Dataset records
######
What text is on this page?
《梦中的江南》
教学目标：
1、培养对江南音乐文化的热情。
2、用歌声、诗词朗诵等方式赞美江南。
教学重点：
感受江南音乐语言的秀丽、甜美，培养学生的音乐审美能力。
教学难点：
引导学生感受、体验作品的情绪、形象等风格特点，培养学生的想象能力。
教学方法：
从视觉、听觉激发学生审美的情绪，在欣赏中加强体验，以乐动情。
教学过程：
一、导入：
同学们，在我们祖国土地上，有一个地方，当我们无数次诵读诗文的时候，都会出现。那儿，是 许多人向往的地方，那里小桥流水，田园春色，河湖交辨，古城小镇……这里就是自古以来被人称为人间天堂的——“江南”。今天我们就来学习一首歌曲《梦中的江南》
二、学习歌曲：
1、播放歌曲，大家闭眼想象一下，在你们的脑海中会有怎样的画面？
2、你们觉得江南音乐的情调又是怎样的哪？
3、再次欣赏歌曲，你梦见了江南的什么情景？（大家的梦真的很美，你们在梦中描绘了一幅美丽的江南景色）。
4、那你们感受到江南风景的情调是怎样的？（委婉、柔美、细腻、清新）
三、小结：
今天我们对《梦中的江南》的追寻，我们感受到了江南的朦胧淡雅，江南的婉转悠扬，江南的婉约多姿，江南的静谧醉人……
######
The exercise: Write out every record, exactly as written.

Finished task:
What text is on this page?
《梦中的江南》
教学目标：
1、培养对江南音乐文化的热情。
2、用歌声、诗词朗诵等方式赞美江南。
教学重点：
感受江南音乐语言的秀丽、甜美，培养学生的音乐审美能力。
教学难点：
引导学生感受、体验作品的情绪、形象等风格特点，培养学生的想象能力。
教学方法：
从视觉、听觉激发学生审美的情绪，在欣赏中加强体验，以乐动情。
教学过程：
一、导入：
同学们，在我们祖国土地上，有一个地方，当我们无数次诵读诗文的时候，都会出现。那儿，是 许多人向往的地方，那里小桥流水，田园春色，河湖交辨，古城小镇……这里就是自古以来被人称为人间天堂的——“江南”。今天我们就来学习一首歌曲《梦中的江南》
二、学习歌曲：
1、播放歌曲，大家闭眼想象一下，在你们的脑海中会有怎样的画面？
2、你们觉得江南音乐的情调又是怎样的哪？
3、再次欣赏歌曲，你梦见了江南的什么情景？（大家的梦真的很美，你们在梦中描绘了一幅美丽的江南景色）。
4、那你们感受到江南风景的情调是怎样的？（委婉、柔美、细腻、清新）
三、小结：
今天我们对《梦中的江南》的追寻，我们感受到了江南的朦胧淡雅，江南的婉转悠扬，江南的婉约多姿，江南的静谧醉人……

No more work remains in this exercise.